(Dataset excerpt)
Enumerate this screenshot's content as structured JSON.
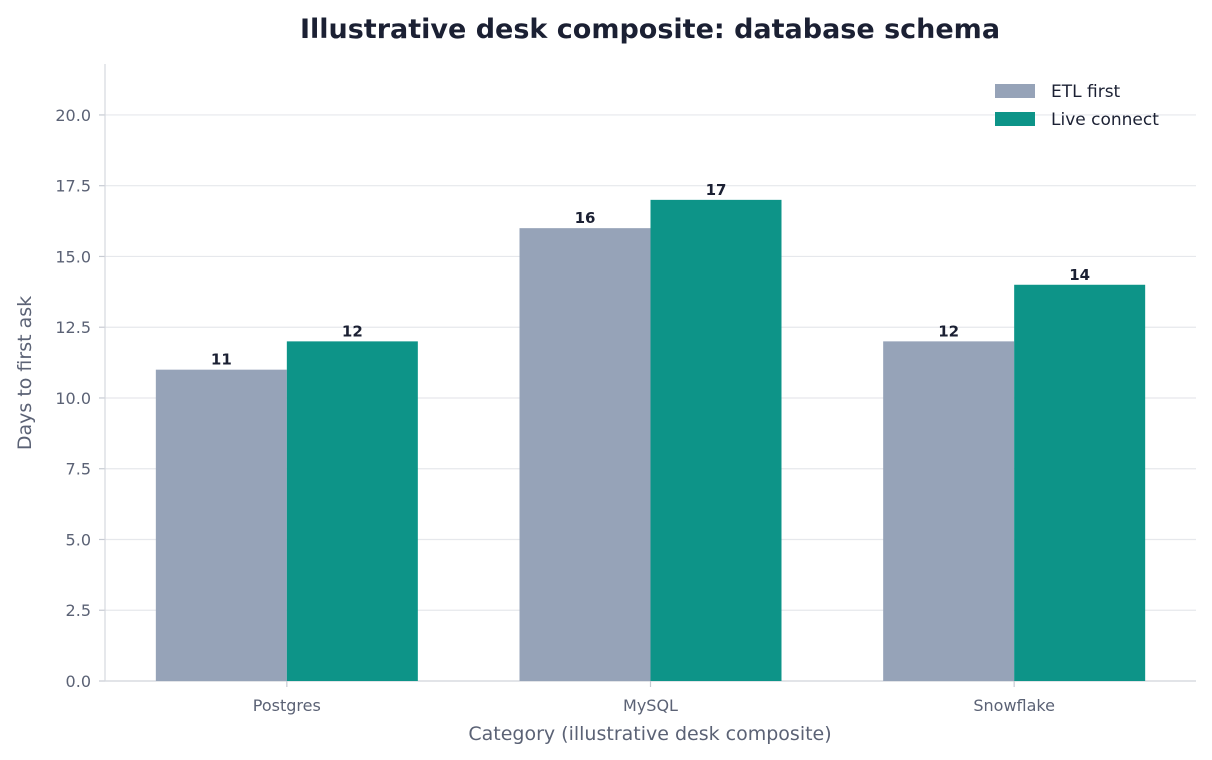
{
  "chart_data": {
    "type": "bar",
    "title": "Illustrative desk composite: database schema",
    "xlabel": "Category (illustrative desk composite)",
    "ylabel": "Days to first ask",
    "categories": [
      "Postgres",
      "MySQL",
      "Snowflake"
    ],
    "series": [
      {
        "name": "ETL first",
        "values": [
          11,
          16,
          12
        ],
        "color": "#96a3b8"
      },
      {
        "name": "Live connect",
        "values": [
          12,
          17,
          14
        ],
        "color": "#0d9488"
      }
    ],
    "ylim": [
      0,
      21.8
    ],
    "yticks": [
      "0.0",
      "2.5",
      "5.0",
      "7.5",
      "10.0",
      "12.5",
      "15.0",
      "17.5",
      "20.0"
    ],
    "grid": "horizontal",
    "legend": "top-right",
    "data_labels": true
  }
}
---
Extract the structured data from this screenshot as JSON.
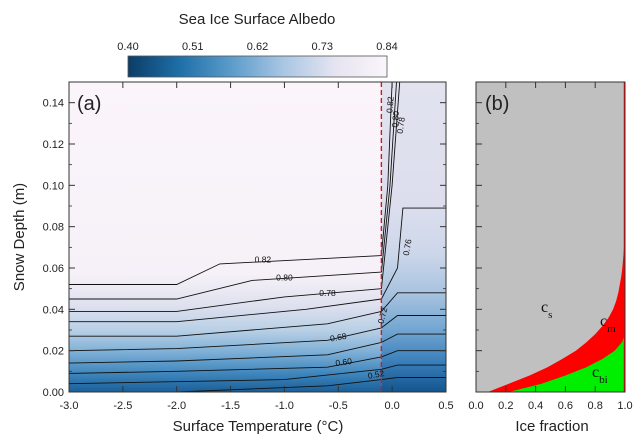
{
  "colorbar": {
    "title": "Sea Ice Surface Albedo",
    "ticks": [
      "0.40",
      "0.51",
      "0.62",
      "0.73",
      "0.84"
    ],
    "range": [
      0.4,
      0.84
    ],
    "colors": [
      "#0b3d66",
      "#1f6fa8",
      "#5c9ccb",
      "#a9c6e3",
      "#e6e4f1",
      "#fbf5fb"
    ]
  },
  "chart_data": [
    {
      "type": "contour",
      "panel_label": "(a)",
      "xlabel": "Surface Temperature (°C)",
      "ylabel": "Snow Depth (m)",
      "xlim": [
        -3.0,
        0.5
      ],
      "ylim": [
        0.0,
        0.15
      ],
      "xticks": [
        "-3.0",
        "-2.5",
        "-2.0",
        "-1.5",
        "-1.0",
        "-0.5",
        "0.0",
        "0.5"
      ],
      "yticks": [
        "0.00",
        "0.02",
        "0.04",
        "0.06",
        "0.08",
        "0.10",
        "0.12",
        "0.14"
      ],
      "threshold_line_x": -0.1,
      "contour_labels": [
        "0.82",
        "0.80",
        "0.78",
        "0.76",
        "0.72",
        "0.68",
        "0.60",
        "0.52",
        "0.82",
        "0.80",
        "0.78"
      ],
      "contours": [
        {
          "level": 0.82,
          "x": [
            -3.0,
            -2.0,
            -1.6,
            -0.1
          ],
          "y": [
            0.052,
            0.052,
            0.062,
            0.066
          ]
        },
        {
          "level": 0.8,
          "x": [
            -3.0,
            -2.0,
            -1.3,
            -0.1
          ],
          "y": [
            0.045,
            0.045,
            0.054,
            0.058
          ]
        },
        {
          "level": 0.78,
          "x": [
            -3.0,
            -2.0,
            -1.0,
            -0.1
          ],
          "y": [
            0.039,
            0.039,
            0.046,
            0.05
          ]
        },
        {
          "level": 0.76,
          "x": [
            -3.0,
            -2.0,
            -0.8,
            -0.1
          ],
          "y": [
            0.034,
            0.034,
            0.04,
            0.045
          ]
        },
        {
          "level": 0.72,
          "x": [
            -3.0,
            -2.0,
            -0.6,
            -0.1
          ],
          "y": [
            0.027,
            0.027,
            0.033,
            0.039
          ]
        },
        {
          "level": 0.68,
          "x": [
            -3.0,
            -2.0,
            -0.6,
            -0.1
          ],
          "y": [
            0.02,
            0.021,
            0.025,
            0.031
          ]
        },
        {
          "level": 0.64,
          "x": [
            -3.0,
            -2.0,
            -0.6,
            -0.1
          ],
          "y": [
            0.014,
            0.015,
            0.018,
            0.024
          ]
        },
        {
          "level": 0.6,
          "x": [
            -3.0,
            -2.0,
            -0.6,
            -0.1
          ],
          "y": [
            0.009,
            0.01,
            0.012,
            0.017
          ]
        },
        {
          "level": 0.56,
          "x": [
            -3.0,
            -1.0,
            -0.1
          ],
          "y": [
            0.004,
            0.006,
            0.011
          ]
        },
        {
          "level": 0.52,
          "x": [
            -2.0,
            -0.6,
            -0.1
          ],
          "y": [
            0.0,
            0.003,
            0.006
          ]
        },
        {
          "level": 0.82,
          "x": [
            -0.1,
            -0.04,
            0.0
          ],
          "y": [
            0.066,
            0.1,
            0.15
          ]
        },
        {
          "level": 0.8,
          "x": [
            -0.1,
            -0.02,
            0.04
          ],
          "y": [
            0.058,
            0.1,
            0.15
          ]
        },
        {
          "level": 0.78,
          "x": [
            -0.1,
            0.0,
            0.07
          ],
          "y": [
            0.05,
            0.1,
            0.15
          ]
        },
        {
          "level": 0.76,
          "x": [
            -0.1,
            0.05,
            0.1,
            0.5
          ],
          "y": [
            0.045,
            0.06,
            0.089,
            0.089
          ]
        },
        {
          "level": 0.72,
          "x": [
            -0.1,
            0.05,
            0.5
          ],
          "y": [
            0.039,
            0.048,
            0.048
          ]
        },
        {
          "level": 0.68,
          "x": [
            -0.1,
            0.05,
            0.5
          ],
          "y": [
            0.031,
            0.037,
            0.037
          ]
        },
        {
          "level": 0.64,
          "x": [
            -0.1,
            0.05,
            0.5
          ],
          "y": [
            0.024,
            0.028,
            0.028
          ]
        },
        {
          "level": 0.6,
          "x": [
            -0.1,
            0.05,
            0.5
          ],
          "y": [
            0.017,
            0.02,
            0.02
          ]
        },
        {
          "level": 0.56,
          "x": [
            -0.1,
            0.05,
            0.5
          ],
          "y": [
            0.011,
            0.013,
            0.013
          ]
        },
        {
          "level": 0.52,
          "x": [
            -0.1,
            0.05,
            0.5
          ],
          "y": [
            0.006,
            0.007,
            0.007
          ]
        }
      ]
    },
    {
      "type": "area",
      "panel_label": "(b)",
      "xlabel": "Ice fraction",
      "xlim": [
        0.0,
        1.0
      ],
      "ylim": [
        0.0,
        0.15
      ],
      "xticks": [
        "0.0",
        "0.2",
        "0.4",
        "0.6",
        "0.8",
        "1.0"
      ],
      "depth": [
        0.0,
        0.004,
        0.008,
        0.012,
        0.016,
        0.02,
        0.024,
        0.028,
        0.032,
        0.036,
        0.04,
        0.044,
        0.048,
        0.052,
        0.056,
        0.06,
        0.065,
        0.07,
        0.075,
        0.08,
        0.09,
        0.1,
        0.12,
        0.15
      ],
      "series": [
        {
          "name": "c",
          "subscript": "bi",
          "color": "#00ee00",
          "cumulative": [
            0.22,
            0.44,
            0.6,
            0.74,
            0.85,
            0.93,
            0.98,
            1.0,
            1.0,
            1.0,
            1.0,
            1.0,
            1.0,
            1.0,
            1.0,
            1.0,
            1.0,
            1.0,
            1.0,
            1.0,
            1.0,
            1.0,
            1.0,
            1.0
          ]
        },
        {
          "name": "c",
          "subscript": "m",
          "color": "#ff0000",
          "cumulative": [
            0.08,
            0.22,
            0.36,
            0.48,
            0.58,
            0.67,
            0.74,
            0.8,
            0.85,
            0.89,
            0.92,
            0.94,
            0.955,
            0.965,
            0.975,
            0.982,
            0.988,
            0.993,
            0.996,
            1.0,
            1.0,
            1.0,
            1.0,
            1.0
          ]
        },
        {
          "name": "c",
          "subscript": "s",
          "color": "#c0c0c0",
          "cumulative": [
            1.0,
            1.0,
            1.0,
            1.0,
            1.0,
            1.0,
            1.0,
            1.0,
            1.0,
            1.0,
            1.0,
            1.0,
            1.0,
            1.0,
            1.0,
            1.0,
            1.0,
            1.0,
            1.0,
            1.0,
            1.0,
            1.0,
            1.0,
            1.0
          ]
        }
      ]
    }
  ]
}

[The request]
List each line in the listing that contains the string "Surface".

[Correct output]
    "title": "Sea Ice Surface Albedo",
      "xlabel": "Surface Temperature (°C)",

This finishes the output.